⟨

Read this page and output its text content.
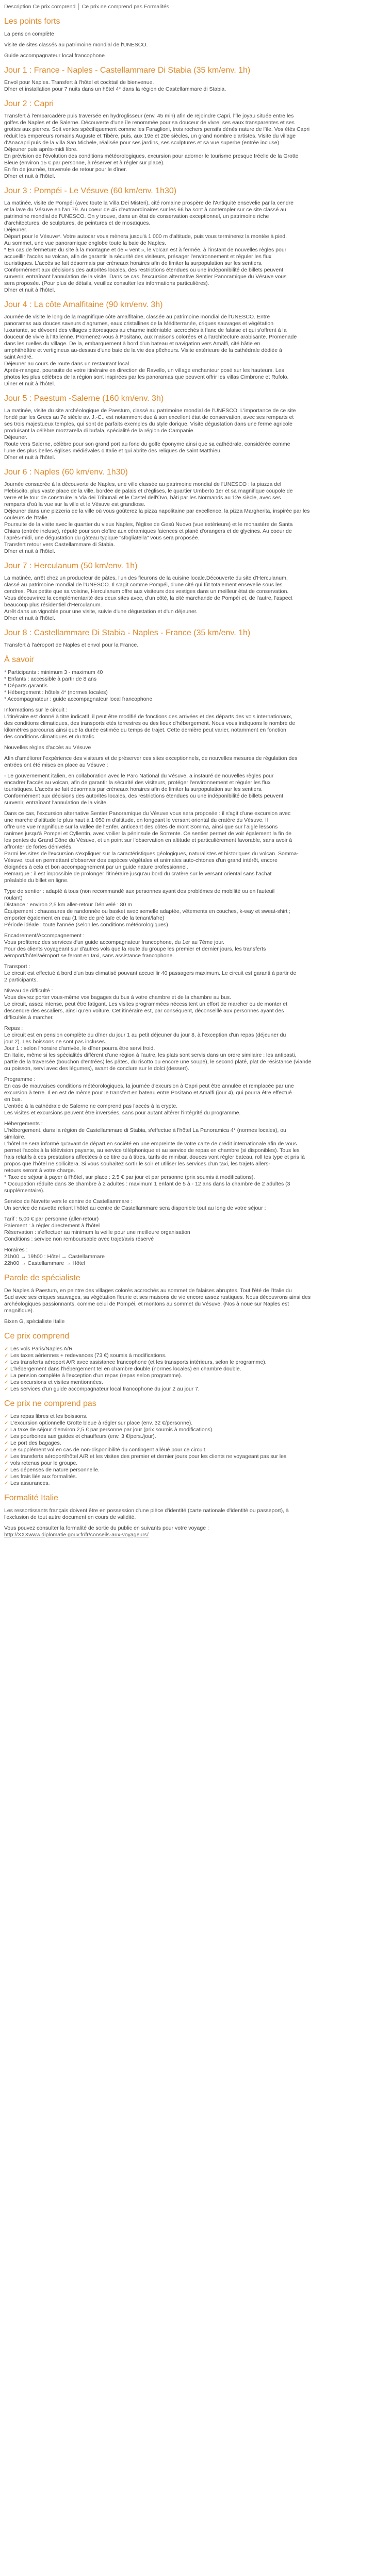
Description Ce prix comprend │ Ce prix ne comprend pas Formalités
Les points forts

La pension complète

Visite de sites classés au patrimoine mondial de l'UNESCO.

Guide accompagnateur local francophone

Jour 1 : France - Naples - Castellammare Di Stabia (35 km/env. 1h)

Envol pour Naples. Transfert à l'hôtel et cocktail de bienvenue.
Dîner et installation pour 7 nuits dans un hôtel 4* dans la région de Castellammare di Stabia.

Jour 2 : Capri

Transfert à l'embarcadère puis traversée en hydroglisseur (env. 45 min) afin de rejoindre Capri, l'île joyau située entre les
golfes de Naples et de Salerne. Découverte d'une île renommée pour sa douceur de vivre, ses eaux transparentes et ses
grottes aux pierres. Soit ventes spécifiquement comme les Faraglioni, trois rochers pensifs dénés nature de l'île. Vos étés Capri
réduit les empereurs romains Auguste et Tibère, puis, aux 19e et 20e siècles, un grand nombre d'artistes. Visite du village
d'Anacapri puis de la villa San Michele, réalisée pour ses jardins, ses sculptures et sa vue superbe (entrée incluse).
Déjeuner puis après-midi libre.
En prévision de l'évolution des conditions météorologiques, excursion pour adorner le tourisme presque Iréelle de la Grotte
Bleue (environ 15 € par personne, à réserver et à régler sur place).
En fin de journée, traversée de retour pour le dîner.
Dîner et nuit à l'hôtel.

Jour 3 : Pompéi - Le Vésuve (60 km/env. 1h30)

La matinée, visite de Pompéi (avec toute la Villa Dei Misteri), cité romaine prospère de l'Antiquité ensevelie par la cendre
et la lave du Vésuve en l'an 79. Au coeur de 45 d'extraordinaires sur les 66 ha sont à contempler sur ce site classé au
patrimoine mondial de l'UNESCO. On y trouve, dans un état de conservation exceptionnel, un patrimoine riche
d'architectures, de sculptures, de peintures et de mosaïques.
Déjeuner.
Départ pour le Vésuve*. Votre autocar vous mènera jusqu'à 1 000 m d'altitude, puis vous terminerez la montée à pied.
Au sommet, une vue panoramique englobe toute la baie de Naples.
* En cas de fermeture du site à la montagne et de « vent », le volcan est à fermée, à l'instant de nouvelles règles pour
accueillir l'accès au volcan, afin de garantir la sécurité des visiteurs, présager l'environnement et réguler les flux
touristiques. L'accès se fait désormais par créneaux horaires afin de limiter la surpopulation sur les sentiers.
Conformément aux décisions des autorités locales, des restrictions étendues ou une indéponibilité de billets peuvent
survenir, entraînant l'annulation de la visite. Dans ce cas, l'excursion alternative Sentier Panoramique du Vésuve vous
sera proposée. (Pour plus de détails, veuillez consulter les informations particulières).
Dîner et nuit à l'hôtel.

Jour 4 : La côte Amalfitaine (90 km/env. 3h)

Journée de visite le long de la magnifique côte amalfitaine, classée au patrimoine mondial de l'UNESCO. Entre
panoramas aux douces saveurs d'agrumes, eaux cristallines de la Méditerranée, criques sauvages et végétation
luxuriante, se dévoent des villages pittoresques au charme indéniable, accrochés à flanc de falaise et qui s'offrent à la
douceur de vivre à l'Italienne. Promenez-vous à Positano, aux maisons colorées et à l'architecture arabisante. Promenade
dans les ruelles du village. De la, embarquement à bord d'un bateau et navigation vers Amalfi, cité bâtie en
amphithéâtre et vertigineux au-dessus d'une baie de la vie des pêcheurs. Visite extérieure de la cathédrale dédiée à
saint André.
Déjeuner au cours de route dans un restaurant local.
Après-mangez, poursuite de votre itinéraire en direction de Ravello, un village enchanteur posé sur les hauteurs. Les
photos les plus célèbres de la région sont inspirées par les panoramas que peuvent offrir les villas Cimbrone et Rufolo.
Dîner et nuit à l'hôtel.

Jour 5 : Paestum -Salerne (160 km/env. 3h)

La matinée, visite du site archéologique de Paestum, classé au patrimoine mondial de l'UNESCO. L'importance de ce site
fondé par les Grecs au 7e siècle av. J.-C., est notamment due à son excellent état de conservation, avec ses remparts et
ses trois majestueux temples, qui sont de parfaits exemples du style dorique. Visite dégustation dans une ferme agricole
produisant la célèbre mozzarella di bufala, spécialité de la région de Campanie.
Déjeuner.
Route vers Salerne, célèbre pour son grand port au fond du golfe éponyme ainsi que sa cathédrale, considérée comme
l'une des plus belles églises médiévales d'Italie et qui abrite des reliques de saint Matthieu.
Dîner et nuit à l'hôtel.

Jour 6 : Naples (60 km/env. 1h30)

Journée consacrée à la découverte de Naples, une ville classée au patrimoine mondial de l'UNESCO : la piazza del
Plebiscito, plus vaste place de la ville, bordée de palais et d'églises, le quartier Umberto 1er et sa magnifique coupole de
verre et le tour de construire la Via dei Tribunali et le Castel dell'Ovo, bâti par les Normands au 12e siècle, avec ses
remparts d'où la vue sur la ville et le Vésuve est grandiose.
Déjeuner dans une pizzeria de la ville où vous goûterez la pizza napolitaine par excellence, la pizza Margherita, inspirée par les
couleurs de l'Italie.
Poursuite de la visite avec le quartier du vieux Naples, l'église de Gesù Nuovo (vue extérieure) et le monastère de Santa
Chiara (entrée incluse), réputé pour son cloître aux céramiques faiences et plané d'orangers et de glycines. Au coeur de
l'après-midi, une dégustation du gâteau typique "sfogliatella" vous sera proposée.
Transfert retour vers Castellammare di Stabia.
Dîner et nuit à l'hôtel.

Jour 7 : Herculanum (50 km/env. 1h)

La matinée, arrêt chez un producteur de pâtes, l'un des fleurons de la cuisine locale.Découverte du site d'Herculanum,
classé au patrimoine mondial de l'UNESCO. Il s'agit comme Pompéi, d'une cité qui fût totalement ensevelie sous les
cendres. Plus petite que sa voisine, Herculanum offre aux visiteurs des vestiges dans un meilleur état de conservation.
Vous découvrirez la complémentarité des deux sites avec, d'un côté, la cité marchande de Pompéi et, de l'autre, l'aspect
beaucoup plus résidentiel d'Herculanum.
Arrêt dans un vignoble pour une visite, suivie d'une dégustation et d'un déjeuner.
Dîner et nuit à l'hôtel.

Jour 8 : Castellammare Di Stabia - Naples - France (35 km/env. 1h)

Transfert à l'aéroport de Naples et envol pour la France.

À savoir

* Participants : minimum 3 - maximum 40
* Enfants : accessible à partir de 8 ans
* Départs garantis
* Hébergement : hôtels 4* (normes locales)
* Accompagnateur : guide accompagnateur local francophone

Informations sur le circuit :
L'itinéraire est donné à titre indicatif, il peut être modifié de fonctions des arrivées et des départs des vols internationaux,
des conditions climatiques, des transports etés terrestres ou des lieux d'hébergement. Nous vous indiquons le nombre de
kilomètres parcourus ainsi que la durée estimée du temps de trajet. Cette dernière peut varier, notamment en fonction
des conditions climatiques et du trafic.

Nouvelles règles d'accès au Vésuve

Afin d'améliorer l'expérience des visiteurs et de préserver ces sites exceptionnels, de nouvelles mesures de régulation des
entrées ont été mises en place au Vésuve :

- Le gouvernement italien, en collaboration avec le Parc National du Vésuve, a instauré de nouvelles règles pour
encadrer l'accès au volcan, afin de garantir la sécurité des visiteurs, protéger l'environnement et réguler les flux
touristiques. L'accès se fait désormais par créneaux horaires afin de limiter la surpopulation sur les sentiers.
Conformément aux décisions des autorités locales, des restrictions étendues ou une indéponibilité de billets peuvent
survenir, entraînant l'annulation de la visite.

Dans ce cas, l'excursion alternative Sentier Panoramique du Vésuve vous sera proposée : il s'agit d'une excursion avec
une marche d'altitude le plus haut à 1 050 m d'altitude, en longeant le versant oriental du cratère du Vésuve. Il
offre une vue magnifique sur la vallée de l'Enfer, anticeant des côtes de mont Somma, ainsi que sur l'aigle lessons
ranimes jusqu'à Pompei et Cyllentin, avec voilier la péninsule de Sorrente. Ce sentier permet de voir également la fin de
les pentes du Grand Cône du Vésuve, et un point sur l'observation en altitude et particulièrement favorable, sans avoir à
affronter de fortes dénivelés.
Parmi les sites de l'excursion s'expliquer sur la caractéristiques géologiques, naturalistes et historiques du volcan. Somma-
Vésuve, tout en permettant d'observer des espèces végétales et animales auto-chtones d'un grand intérêt, encore
éloignées à cela et bon accompagnement par un guide nature professionnel.
Remarque : il est impossible de prolonger l'itinéraire jusqu'au bord du cratère sur le versant oriental sans l'achat
préalable du billet en ligne.

Type de sentier : adapté à tous (non recommandé aux personnes ayant des problèmes de mobilité ou en fauteuil
roulant)
Distance : environ 2,5 km aller-retour Dénivelé : 80 m
Équipement : chaussures de randonnée ou basket avec semelle adaptée, vêtements en couches, k-way et sweat-shirt ;
emporter également en eau (1 litre de pré taïe et de la tenant/laïre)
Période idéale : toute l'année (selon les conditions météorologiques)

Encadrement/Accompagnement :
Vous profiterez des services d'un guide accompagnateur francophone, du 1er au 7ème jour.
Pour des clients voyageant sur d'autres vols que la route du groupe les premier et dernier jours, les transferts
aéroport/hôtel/aéroport se feront en taxi, sans assistance francophone.

Transport :
Le circuit est effectué à bord d'un bus climatisé pouvant accueillir 40 passagers maximum. Le circuit est garanti à partir de
2 participants.

Niveau de difficulté :
Vous devrez porter vous-même vos bagages du bus à votre chambre et de la chambre au bus.
Le circuit, assez intense, peut être fatigant. Les visites programmées nécessitent un effort de marcher ou de monter et
descendre des escaliers, ainsi qu'en voiture. Cet itinéraire est, par conséquent, déconseillé aux personnes ayant des
difficultés à marcher.

Repas :
Le circuit est en pension complète du dîner du jour 1 au petit déjeuner du jour 8, à l'exception d'un repas (déjeuner du
jour 2). Les boissons ne sont pas incluses.
Jour 1 : selon l'horaire d'arrivée, le dîner pourra être servi froid.
En Italie, même si les spécialités diffèrent d'une région à l'autre, les plats sont servis dans un ordre similaire : les antipasti,
partie de la traversée (bouchon d'entrées) les pâtes, du risotto ou encore une soupe), le second platé, plat de résistance (viande
ou poisson, servi avec des légumes), avant de conclure sur le dolci (dessert).

Programme :
En cas de mauvaises conditions météorologiques, la journée d'excursion à Capri peut être annulée et remplacée par une
excursion à terre. Il en est de même pour le transfert en bateau entre Positano et Amalfi (jour 4), qui pourra être effectué
en bus.
L'entrée à la cathédrale de Salerne ne comprend pas l'accès à la crypte.
Les visites et excursions peuvent être inversées, sans pour autant altérer l'intégrité du programme.

Hébergements :
L'hébergement, dans la région de Castellammare di Stabia, s'effectue à l'hôtel La Panoramica 4* (normes locales), ou
similaire.
L'hôtel ne sera informé qu'avant de départ en société en une empreinte de votre carte de crédit internationale afin de vous
permet l'accès à la télévision payante, au service téléphonique et au service de repas en chambre (si disponibles). Tous les
frais relatifs à ces prestations affectées à ce titre ou à titres, tarifs de minibar, douces vont régler bateau, roll tes type et pris là
propos que l'hôtel ne sollicitera. Si vous souhaitez sortir le soir et utiliser les services d'un taxi, les trajets allers-
retours seront à votre charge.
* Taxe de séjour à payer à l'hôtel, sur place : 2,5 € par jour et par personne (prix soumis à modifications).
* Occupation réduite dans 3e chambre à 2 adultes : maximum 1 enfant de 5 à - 12 ans dans la chambre de 2 adultes (3
supplémentaire).

Service de Navette vers le centre de Castellammare :
Un service de navette reliant l'hôtel au centre de Castellammare sera disponible tout au long de votre séjour :

Tarif : 5,00 € par personne (aller-retour)
Paiement : à régler directement à l'hôtel
Réservation : s'effectuer au minimum la veille pour une meilleure organisation
Conditions : service non remboursable avec trajet/avis réservé

Horaires :
21h00 → 19h00 : Hôtel → Castellammare
22h00 → Castellammare → Hôtel

Parole de spécialiste

De Naples à Paestum, en peintre des villages colorés accrochés au sommet de falaises abruptes. Tout l'été de l'Italie du
Sud avec ses criques sauvages, sa végétation fleurie et ses maisons de vie encore assez rustiques. Nous découvrons ainsi des
archéologiques passionnants, comme celui de Pompéi, et montons au sommet du Vésuve. (Nos à noue sur Naples est
magnifique).

Bixen G, spécialiste Italie

Ce prix comprend
✓ Les vols Paris/Naples A/R
✓ Les taxes aériennes + redevances (73 €) soumis à modifications.
✓ Les transferts aéroport A/R avec assistance francophone (et les transports intérieurs, selon le programme).
✓ L'hébergement dans l'hébergement tel en chambre double (normes locales) en chambre double.
✓ La pension complète à l'exception d'un repas (repas selon programme).
✓ Les excursions et visites mentionnées.
✓ Les services d'un guide accompagnateur local francophone du jour 2 au jour 7.
Ce prix ne comprend pas
✓ Les repas libres et les boissons.
✓ L'excursion optionnelle Grotte bleue à régler sur place (env. 32 €/personne).
✓ La taxe de séjour d'environ 2,5 € par personne par jour (prix soumis à modifications).
✓ Les pourboires aux guides et chauffeurs (env. 3 €/pers./jour).
✓ Le port des bagages.
✓ Le supplément vol en cas de non-disponibilité du contingent alléué pour ce circuit.
✓ Les transferts aéroport/hôtel A/R et les visites des premier et dernier jours pour les clients ne voyageant pas sur les
✓ vols retenus pour le groupe.
✓ Les dépenses de nature personnelle.
✓ Les frais liés aux formalités.
✓ Les assurances.
Formalité Italie

Les ressortissants français doivent être en possession d'une pièce d'identité (carte nationale d'identité ou passeport), à
l'exclusion de tout autre document en cours de validité.

Vous pouvez consulter la formalité de sortie du public en suivants pour votre voyage :
http://XXXwww.diplomatie.gouv.fr/fr/conseils-aux-voyageurs/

⟩

# [PROBLEM TO SOLVE]
Give the count of lines that hold the word "voyageant", with nothing added.

# [RESPONSE FOR THIS EXERCISE]
2